— begin PROVIDED DATA —

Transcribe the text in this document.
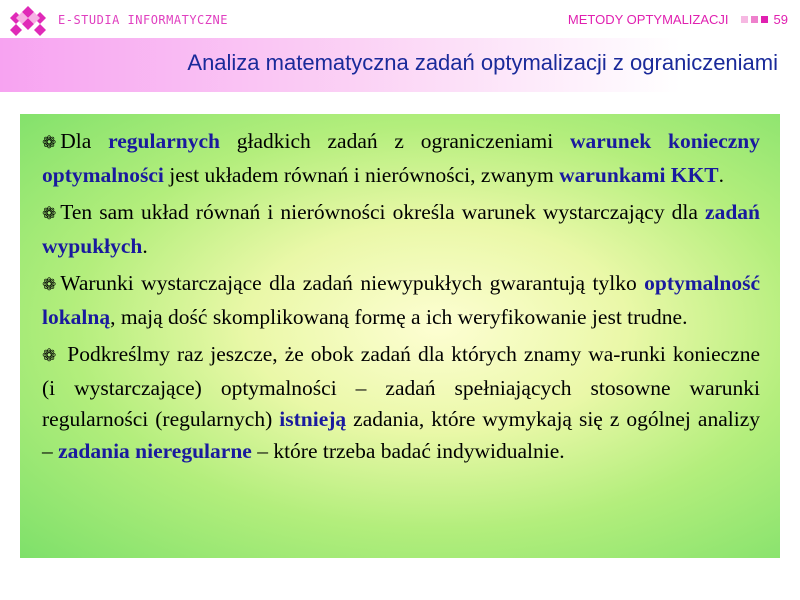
E-STUDIA INFORMATYCZNE	METODY OPTYMALIZACJI	59
Analiza matematyczna zadań optymalizacji z ograniczeniami
❁ Dla regularnych gładkich zadań z ograniczeniami warunek konieczny optymalności jest układem równań i nierówności, zwanym warunkami KKT.
❁ Ten sam układ równań i nierówności określa warunek wystarczający dla zadań wypukłych.
❁ Warunki wystarczające dla zadań niewypukłych gwarantują tylko optymalność lokalną, mają dość skomplikowaną formę a ich weryfikowanie jest trudne.
❁ Podkreślmy raz jeszcze, że obok zadań dla których znamy wa-runki konieczne (i wystarczające) optymalności – zadań spełniających stosowne warunki regularności (regularnych) istnieją zadania, które wymykają się z ogólnej analizy – zadania nieregularne – które trzeba badać indywidualnie.
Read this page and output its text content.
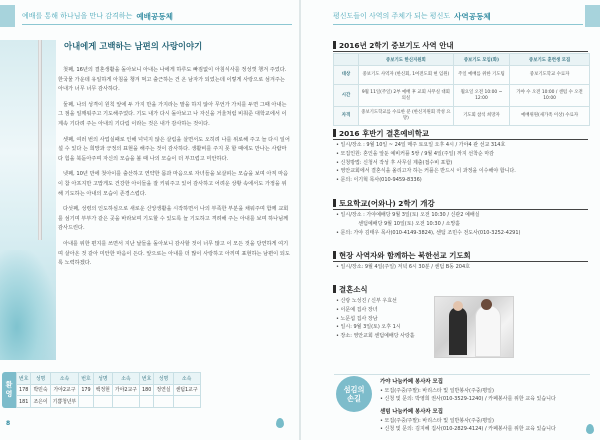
예배를 통해 하나님을 만나 감격하는 예배공동체
아내에게 고백하는 남편의 사랑이야기

첫째, 16년의 결혼생활을 돌아보니 아내는 나에게 하루도 빠짐없이 아침식사를 정성껏 챙겨 주었다. 한국물 가운데 유일하게 아침을 챙겨 먹고 출근하는 건 온 남자가 되었는데 이렇게 사랑으로 섬겨주는 아내가 너무 너무 감사하다.

둘째, 나의 성격이 원칙 앞에 두 가지 만을 가지라는 말을 하지 않아 무언가 가치를 두면 그때 아내는 그 점을 일깨워주고 기도해주었다. 기도 내가 다시 돌아보고 나 자신을 거울처럼 비춰준 대학교에서 이 계속 기다려 주는 아내의 기다림 이라는 것은 내가 감사하는 것이다.

셋째, 여러 번의 사업실패로 인해 넉넉지 않은 살림을 살면서도 오히려 나를 위로해 주고 늘 다시 일어설 수 있다 는 희망과 긍정의 표현을 해주는 것이 감사하다. 생활비를 주지 못 할 때에도 만나는 사람마다 힘을 북돋아주며 자신의 모습을 볼 때 나의 모습이 더 부끄럽고 미안하다.

넷째, 10년 만에 첫아이를 출산하고 연약한 몸과 마음으로 자녀들을 보살피는 모습을 보며 아직 마음이 참 아프지만 고맙게도 건강한 아이들을 잘 키워주고 있어 감사하고 어려운 상황 속에서도 가정을 위해 기도하는 아내의 모습이 존경스럽다.

다섯째, 성령의 인도하심으로 새로운 신앙생활을 시작하면서 나의 부족한 부분을 채워주며 함께 교회를 섬기며 부부가 같은 곳을 바라보며 기도할 수 있도록 늘 기도하고 격려해 주는 아내를 보며 하나님께 감사드린다.

아내를 위한 편지를 쓰면서 지난 날들을 돌아보니 감사할 것이 너무 많고 이 모든 것을 당연하게 여기며 살아온 것 같아 미안한 마음이 든다. 앞으로는 아내를 더 많이 사랑하고 아끼며 표현하는 남편이 되도록 노력하겠다.

환
영
번호	성명	소속	번호	성명	소속	번호	성명	소속
178	박민숙	가야2교구	179	백정현	가야2교구	180	정연실	센텀1교구
181	조은이	기쁨청년부						
8
평신도들이 사역의 주체가 되는 평신도 사역공동체
2016년 2학기 중보기도 사역 안내
	중보기도 한신지원회	중보기도 모임(화)	중보기도 훈련생 모집
대상	중보기도 사역자 (한신회, 1여전도회 현 임원)	주일 예배를 위한 기도팀	중보기도학교 수료자
시간	9월 11일(주일) 2부 예배 후 교회 사무실 대회의실	월요일 오전 10:00 ~ 12:00	가야 수 오전 10:00 / 센텀 수 오전 10:00
자격	중보기도학교를 수료한 분 (한신지원회 작성 요망)	기도회 참석 희망자	예배위원(새가족 이상) 수료자
2016 후반기 결혼예비학교
• 일시/장소 : 9월 10일 ~ 24일 매주 토요일 오후 4시 / 가야4 관 선교 314호
• 모집인원: 혼인을 앞둔 예비커플 5쌍 / 9월 4일(주일) 까지 선착순 마감
• 신청방법: 신청서 작성 후 사무실 제출(접수비 포함)
• 영안교회에서 결혼식을 올리고자 하는 커플은 반드시 이 과정을 이수해야 합니다.
• 문의: 이기혁 목사(010-9459-8336)
토요학교(어와나) 2학기 개강
• 일시/장소 : 가야예배당 9월 3일(토) 오전 10:30 / 신관2 예배실
센텀예배당 9월 10일(토) 오전 10:30 / 소망홀
• 문의: 가야 김태우 목사(010-4149-3824), 센텀 조민수 전도사(010-3252-4291)
현장 사역자와 함께하는 북한선교 기도회
• 일시/장소: 9월 4일(주일) 저녁 6시 30분 / 센텀 B동 204호
결혼소식
• 신랑 노성진 / 신부 우효선
• 이문예 집사 장녀
• 노문섭 집사 장남
• 일시: 9월 3일(토) 오후 1시
• 장소: 영안교회 센텀예배당 사랑홀
섬김의
손길
가야 나눔카페 봉사자 모집
• 모집(주중/주말): 바리스타 및 일반봉사(주중/평일)
• 신청 및 문의: 박영희 권사(010-3529-1240) / 카페봉사를 위한 교육 있습니다
센텀 나눔카페 봉사자 모집
• 모집(주중/주말): 바리스타 및 일반봉사(주중/평일)
• 신청 및 문의: 김지혜 집사(010-2829-4124) / 카페봉사를 위한 교육 있습니다
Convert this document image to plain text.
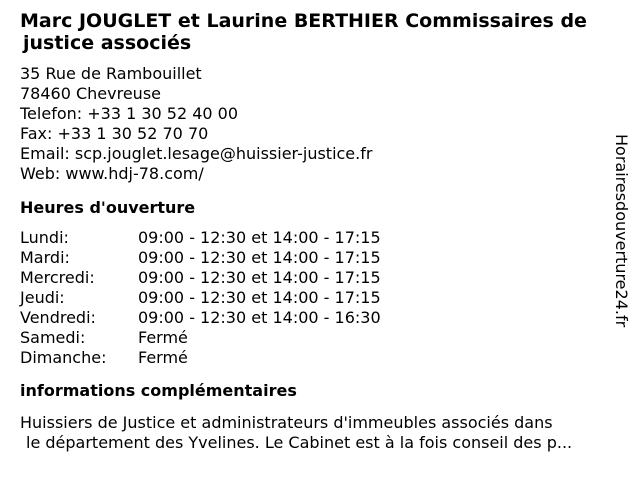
Marc JOUGLET et Laurine BERTHIER Commissaires de
justice associés
35 Rue de Rambouillet
78460 Chevreuse
Telefon: +33 1 30 52 40 00
Fax: +33 1 30 52 70 70
Email: scp.jouglet.lesage@huissier-justice.fr
Web: www.hdj-78.com/
Heures d'ouverture
Lundi:	09:00 - 12:30 et 14:00 - 17:15
Mardi:	09:00 - 12:30 et 14:00 - 17:15
Mercredi:	09:00 - 12:30 et 14:00 - 17:15
Jeudi:	09:00 - 12:30 et 14:00 - 17:15
Vendredi:	09:00 - 12:30 et 14:00 - 16:30
Samedi:	Fermé
Dimanche:	Fermé
informations complémentaires
Huissiers de Justice et administrateurs d'immeubles associés dans
le département des Yvelines. Le Cabinet est à la fois conseil des p...
Horairesdouverture24.fr
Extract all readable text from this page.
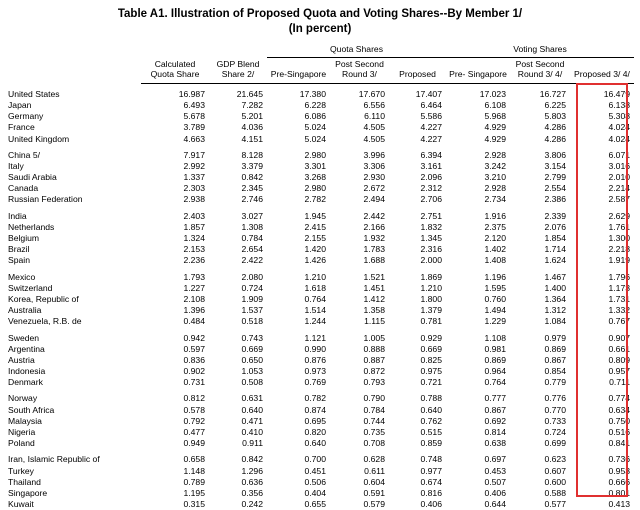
Table A1. Illustration of Proposed Quota and Voting Shares--By Member 1/
(In percent)
	Calculated Quota Share	GDP Blend Share 2/	Quota Shares			Voting Shares		
			Pre-Singapore	Post Second Round 3/	Proposed	Pre- Singapore	Post Second Round 3/ 4/	Proposed 3/ 4/

United States	16.987	21.645	17.380	17.670	17.407	17.023	16.727	16.479
Japan	6.493	7.282	6.228	6.556	6.464	6.108	6.225	6.138
Germany	5.678	5.201	6.086	6.110	5.586	5.968	5.803	5.308
France	3.789	4.036	5.024	4.505	4.227	4.929	4.286	4.024
United Kingdom	4.663	4.151	5.024	4.505	4.227	4.929	4.286	4.024

China 5/	7.917	8.128	2.980	3.996	6.394	2.928	3.806	6.071
Italy	2.992	3.379	3.301	3.306	3.161	3.242	3.154	3.016
Saudi Arabia	1.337	0.842	3.268	2.930	2.096	3.210	2.799	2.010
Canada	2.303	2.345	2.980	2.672	2.312	2.928	2.554	2.214
Russian Federation	2.938	2.746	2.782	2.494	2.706	2.734	2.386	2.587

India	2.403	3.027	1.945	2.442	2.751	1.916	2.339	2.629
Netherlands	1.857	1.308	2.415	2.166	1.832	2.375	2.076	1.761
Belgium	1.324	0.784	2.155	1.932	1.345	2.120	1.854	1.300
Brazil	2.153	2.654	1.420	1.783	2.316	1.402	1.714	2.218
Spain	2.236	2.422	1.426	1.688	2.000	1.408	1.624	1.919

Mexico	1.793	2.080	1.210	1.521	1.869	1.196	1.467	1.796
Switzerland	1.227	0.724	1.618	1.451	1.210	1.595	1.400	1.173
Korea, Republic of	2.108	1.909	0.764	1.412	1.800	0.760	1.364	1.731
Australia	1.396	1.537	1.514	1.358	1.379	1.494	1.312	1.332
Venezuela, R.B. de	0.484	0.518	1.244	1.115	0.781	1.229	1.084	0.767

Sweden	0.942	0.743	1.121	1.005	0.929	1.108	0.979	0.907
Argentina	0.597	0.669	0.990	0.888	0.669	0.981	0.869	0.661
Austria	0.836	0.650	0.876	0.887	0.825	0.869	0.867	0.809
Indonesia	0.902	1.053	0.973	0.872	0.975	0.964	0.854	0.957
Denmark	0.731	0.508	0.769	0.793	0.721	0.764	0.779	0.711

Norway	0.812	0.631	0.782	0.790	0.788	0.777	0.776	0.774
South Africa	0.578	0.640	0.874	0.784	0.640	0.867	0.770	0.634
Malaysia	0.792	0.471	0.695	0.744	0.762	0.692	0.733	0.750
Nigeria	0.477	0.410	0.820	0.735	0.515	0.814	0.724	0.516
Poland	0.949	0.911	0.640	0.708	0.859	0.638	0.699	0.841

Iran, Islamic Republic of	0.658	0.842	0.700	0.628	0.748	0.697	0.623	0.736
Turkey	1.148	1.296	0.451	0.611	0.977	0.453	0.607	0.953
Thailand	0.789	0.636	0.506	0.604	0.674	0.507	0.600	0.666
Singapore	1.195	0.356	0.404	0.591	0.816	0.406	0.588	0.801
Kuwait	0.315	0.242	0.655	0.579	0.406	0.644	0.577	0.413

— end PROVIDED DATA —

WORK REQUIRED:
In the material above, show every line where the word "있습니다" turns up.

CORRECT RESPONSE:
• 신청 및 문의: 박영희 권사(010-3529-1240) / 카페봉사를 위한 교육 있습니다
• 신청 및 문의: 김지혜 집사(010-2829-4124) / 카페봉사를 위한 교육 있습니다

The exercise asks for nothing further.